### Aim of the exercise
Write out the records that appear below, verbatim and complete, but without pictures.

[Records excerpted from a collection]
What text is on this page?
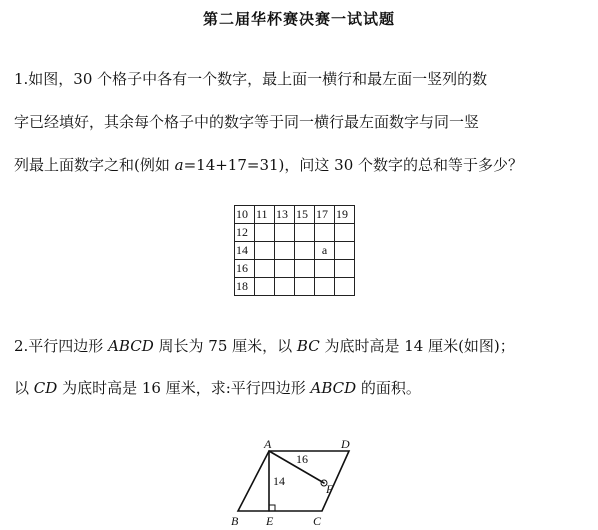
第二届华杯赛决赛一试试题
1.如图，30 个格子中各有一个数字，最上面一横行和最左面一竖列的数
字已经填好，其余每个格子中的数字等于同一横行最左面数字与同一竖
列最上面数字之和(例如 a=14+17=31)，问这 30 个数字的总和等于多少？
10	11	13	15	17	19
12					
14				a	
16					
18					
2.平行四边形 ABCD 周长为 75 厘米，以 BC 为底时高是 14 厘米(如图)；
以 CD 为底时高是 16 厘米，求:平行四边形 ABCD 的面积。
A	D
B E	C
F
14
16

### Answer to the task
What text is on this page?
第二届华杯赛决赛一试试题
1.如图，30 个格子中各有一个数字，最上面一横行和最左面一竖列的数
字已经填好，其余每个格子中的数字等于同一横行最左面数字与同一竖
列最上面数字之和(例如 a=14+17=31)，问这 30 个数字的总和等于多少？
10	11	13	15	17	19
12					
14				a	
16					
18					
2.平行四边形 ABCD 周长为 75 厘米，以 BC 为底时高是 14 厘米(如图)；
以 CD 为底时高是 16 厘米，求:平行四边形 ABCD 的面积。
A	D
B E	C
F
14
16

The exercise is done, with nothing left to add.